Available data:
-- -- --

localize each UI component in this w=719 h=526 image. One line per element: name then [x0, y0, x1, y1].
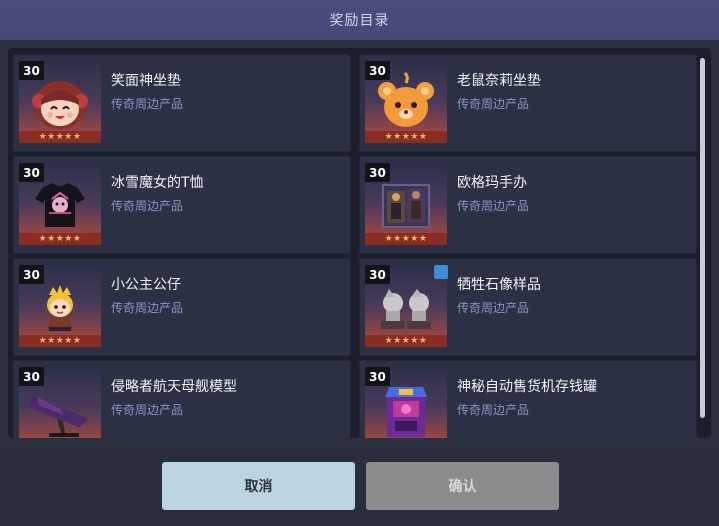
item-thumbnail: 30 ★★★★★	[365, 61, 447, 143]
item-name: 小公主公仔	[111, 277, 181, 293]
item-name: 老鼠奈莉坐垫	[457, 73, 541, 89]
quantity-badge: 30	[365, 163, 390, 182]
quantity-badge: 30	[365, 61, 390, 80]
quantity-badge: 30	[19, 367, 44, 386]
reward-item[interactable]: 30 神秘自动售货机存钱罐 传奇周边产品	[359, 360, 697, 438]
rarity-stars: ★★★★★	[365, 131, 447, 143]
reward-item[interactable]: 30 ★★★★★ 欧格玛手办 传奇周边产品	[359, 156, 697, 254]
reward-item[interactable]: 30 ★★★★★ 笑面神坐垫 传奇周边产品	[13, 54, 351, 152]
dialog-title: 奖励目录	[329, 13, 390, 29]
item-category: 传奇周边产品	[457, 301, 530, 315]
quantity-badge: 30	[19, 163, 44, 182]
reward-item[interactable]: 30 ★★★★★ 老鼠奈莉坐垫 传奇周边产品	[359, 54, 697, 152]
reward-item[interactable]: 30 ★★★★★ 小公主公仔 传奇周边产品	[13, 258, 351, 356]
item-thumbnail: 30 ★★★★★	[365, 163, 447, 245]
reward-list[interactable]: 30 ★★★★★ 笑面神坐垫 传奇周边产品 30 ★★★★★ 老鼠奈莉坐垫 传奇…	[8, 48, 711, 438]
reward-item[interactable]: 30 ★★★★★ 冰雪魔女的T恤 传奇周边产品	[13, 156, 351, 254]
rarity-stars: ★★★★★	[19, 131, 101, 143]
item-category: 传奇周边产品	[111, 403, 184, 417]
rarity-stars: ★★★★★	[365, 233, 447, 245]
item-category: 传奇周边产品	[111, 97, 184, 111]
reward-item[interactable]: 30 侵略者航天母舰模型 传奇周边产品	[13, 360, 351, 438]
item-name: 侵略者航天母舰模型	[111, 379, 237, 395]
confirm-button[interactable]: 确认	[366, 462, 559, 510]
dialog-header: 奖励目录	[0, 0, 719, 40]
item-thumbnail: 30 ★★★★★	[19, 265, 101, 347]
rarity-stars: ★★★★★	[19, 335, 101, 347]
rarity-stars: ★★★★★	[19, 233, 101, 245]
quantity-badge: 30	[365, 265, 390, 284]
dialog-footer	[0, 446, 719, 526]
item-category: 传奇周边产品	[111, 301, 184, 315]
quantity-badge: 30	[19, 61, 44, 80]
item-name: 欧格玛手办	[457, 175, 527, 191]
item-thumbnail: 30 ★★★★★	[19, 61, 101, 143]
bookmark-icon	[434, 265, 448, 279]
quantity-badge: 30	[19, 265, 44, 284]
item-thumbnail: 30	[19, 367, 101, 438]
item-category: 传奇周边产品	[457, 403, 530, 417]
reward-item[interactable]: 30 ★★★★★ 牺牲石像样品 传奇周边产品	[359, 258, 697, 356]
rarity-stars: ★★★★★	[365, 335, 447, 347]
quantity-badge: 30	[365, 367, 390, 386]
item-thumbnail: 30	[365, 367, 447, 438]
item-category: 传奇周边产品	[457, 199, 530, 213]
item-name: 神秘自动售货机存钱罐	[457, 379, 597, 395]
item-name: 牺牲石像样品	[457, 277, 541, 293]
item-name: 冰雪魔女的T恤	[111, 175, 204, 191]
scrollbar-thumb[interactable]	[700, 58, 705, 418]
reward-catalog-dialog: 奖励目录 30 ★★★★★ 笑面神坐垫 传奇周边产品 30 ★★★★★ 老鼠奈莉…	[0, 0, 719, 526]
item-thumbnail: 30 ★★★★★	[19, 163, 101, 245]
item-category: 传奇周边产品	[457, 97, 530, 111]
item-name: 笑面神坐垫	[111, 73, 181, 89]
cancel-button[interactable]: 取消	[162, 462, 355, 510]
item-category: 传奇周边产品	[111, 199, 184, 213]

-- -- --

Exercise description: Quote the entire listing above verbatim, line by line, and omit the picture from your reply.

Right answer:
localize each UI component in this w=719 h=526 image. One line per element: name then [x0, y0, x1, y1].
item-thumbnail: 30 ★★★★★	[365, 61, 447, 143]
item-name: 小公主公仔	[111, 277, 181, 293]
item-name: 老鼠奈莉坐垫	[457, 73, 541, 89]
quantity-badge: 30	[365, 163, 390, 182]
quantity-badge: 30	[365, 61, 390, 80]
quantity-badge: 30	[19, 367, 44, 386]
reward-item[interactable]: 30 神秘自动售货机存钱罐 传奇周边产品	[359, 360, 697, 438]
rarity-stars: ★★★★★	[365, 131, 447, 143]
reward-item[interactable]: 30 ★★★★★ 欧格玛手办 传奇周边产品	[359, 156, 697, 254]
reward-item[interactable]: 30 ★★★★★ 笑面神坐垫 传奇周边产品	[13, 54, 351, 152]
dialog-title: 奖励目录	[329, 13, 390, 29]
item-category: 传奇周边产品	[457, 301, 530, 315]
quantity-badge: 30	[19, 163, 44, 182]
reward-item[interactable]: 30 ★★★★★ 老鼠奈莉坐垫 传奇周边产品	[359, 54, 697, 152]
reward-item[interactable]: 30 ★★★★★ 小公主公仔 传奇周边产品	[13, 258, 351, 356]
item-thumbnail: 30 ★★★★★	[365, 163, 447, 245]
reward-list[interactable]: 30 ★★★★★ 笑面神坐垫 传奇周边产品 30 ★★★★★ 老鼠奈莉坐垫 传奇…	[8, 48, 711, 438]
reward-item[interactable]: 30 ★★★★★ 冰雪魔女的T恤 传奇周边产品	[13, 156, 351, 254]
rarity-stars: ★★★★★	[19, 131, 101, 143]
item-category: 传奇周边产品	[111, 403, 184, 417]
rarity-stars: ★★★★★	[365, 233, 447, 245]
item-category: 传奇周边产品	[111, 97, 184, 111]
reward-item[interactable]: 30 侵略者航天母舰模型 传奇周边产品	[13, 360, 351, 438]
item-name: 侵略者航天母舰模型	[111, 379, 237, 395]
confirm-button[interactable]: 确认	[366, 462, 559, 510]
dialog-header: 奖励目录	[0, 0, 719, 40]
item-thumbnail: 30 ★★★★★	[19, 265, 101, 347]
rarity-stars: ★★★★★	[19, 335, 101, 347]
rarity-stars: ★★★★★	[19, 233, 101, 245]
quantity-badge: 30	[365, 265, 390, 284]
dialog-footer	[0, 446, 719, 526]
item-category: 传奇周边产品	[111, 301, 184, 315]
quantity-badge: 30	[19, 61, 44, 80]
item-name: 欧格玛手办	[457, 175, 527, 191]
item-thumbnail: 30 ★★★★★	[19, 61, 101, 143]
bookmark-icon	[434, 265, 448, 279]
quantity-badge: 30	[19, 265, 44, 284]
item-thumbnail: 30	[19, 367, 101, 438]
item-category: 传奇周边产品	[457, 403, 530, 417]
reward-item[interactable]: 30 ★★★★★ 牺牲石像样品 传奇周边产品	[359, 258, 697, 356]
rarity-stars: ★★★★★	[365, 335, 447, 347]
quantity-badge: 30	[365, 367, 390, 386]
item-thumbnail: 30	[365, 367, 447, 438]
item-category: 传奇周边产品	[457, 199, 530, 213]
item-name: 神秘自动售货机存钱罐	[457, 379, 597, 395]
item-name: 牺牲石像样品	[457, 277, 541, 293]
item-name: 冰雪魔女的T恤	[111, 175, 204, 191]
scrollbar-thumb[interactable]	[700, 58, 705, 418]
reward-catalog-dialog: 奖励目录 30 ★★★★★ 笑面神坐垫 传奇周边产品 30 ★★★★★ 老鼠奈莉…	[0, 0, 719, 526]
item-thumbnail: 30 ★★★★★	[19, 163, 101, 245]
item-category: 传奇周边产品	[457, 97, 530, 111]
item-name: 笑面神坐垫	[111, 73, 181, 89]
cancel-button[interactable]: 取消	[162, 462, 355, 510]
item-category: 传奇周边产品	[111, 199, 184, 213]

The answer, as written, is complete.